REQUIRED TASK: Find all lines in the listing that include the word "time", then copy them.

** START OF THE INPUT **

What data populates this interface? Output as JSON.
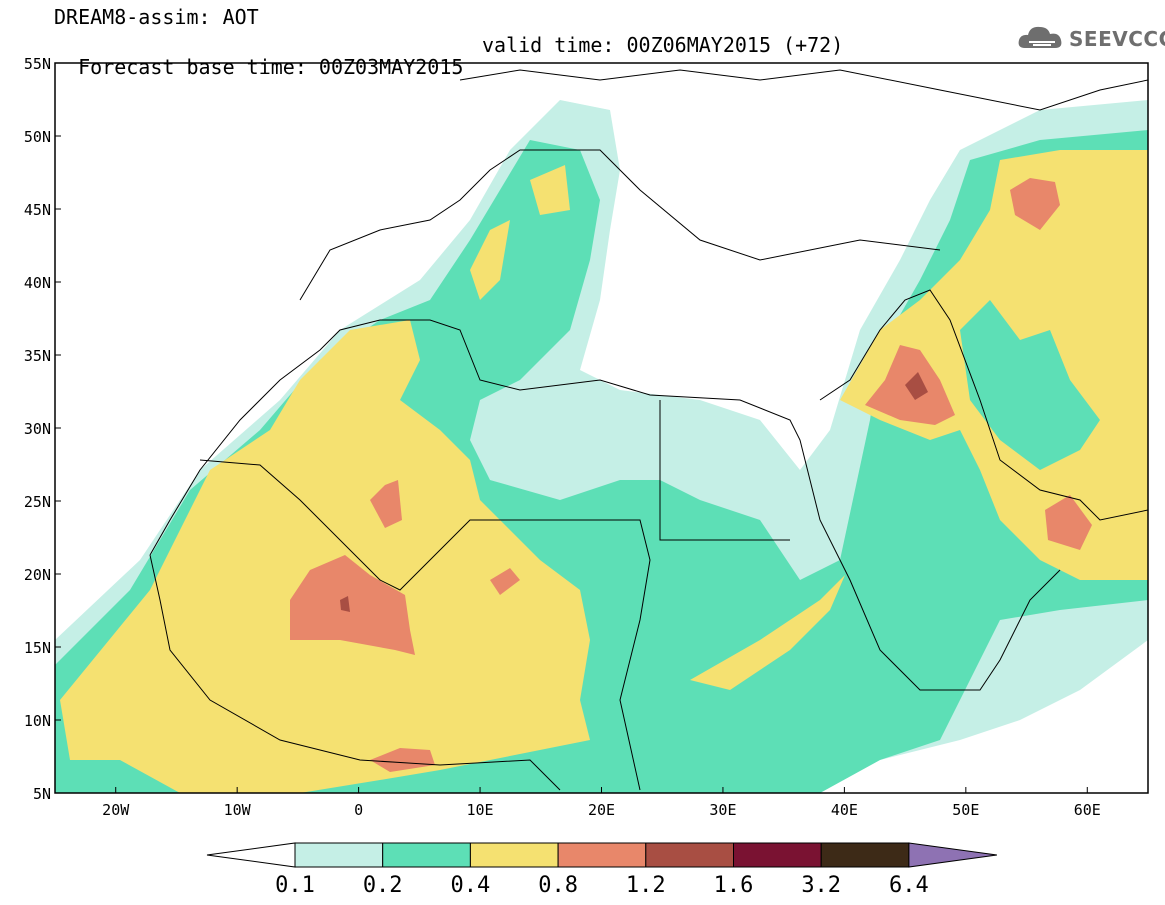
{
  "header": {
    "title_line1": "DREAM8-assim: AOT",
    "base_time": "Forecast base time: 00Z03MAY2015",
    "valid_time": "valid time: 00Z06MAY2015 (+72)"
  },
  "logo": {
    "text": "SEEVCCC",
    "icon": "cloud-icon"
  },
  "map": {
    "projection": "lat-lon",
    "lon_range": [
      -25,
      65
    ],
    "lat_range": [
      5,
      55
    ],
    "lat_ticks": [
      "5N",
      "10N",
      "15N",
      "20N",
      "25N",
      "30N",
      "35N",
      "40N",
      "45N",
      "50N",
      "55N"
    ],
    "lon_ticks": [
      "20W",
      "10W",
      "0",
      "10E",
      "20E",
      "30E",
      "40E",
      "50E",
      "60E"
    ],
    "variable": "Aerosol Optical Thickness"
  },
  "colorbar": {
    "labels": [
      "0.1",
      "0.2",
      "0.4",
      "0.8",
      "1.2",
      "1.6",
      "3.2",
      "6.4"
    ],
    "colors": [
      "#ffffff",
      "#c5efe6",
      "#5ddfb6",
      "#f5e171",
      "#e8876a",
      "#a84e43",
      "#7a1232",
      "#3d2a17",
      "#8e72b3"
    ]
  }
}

** END OF THE INPUT **

THE OUTPUT:
    "base_time": "Forecast base time: 00Z03MAY2015",
    "valid_time": "valid time: 00Z06MAY2015 (+72)"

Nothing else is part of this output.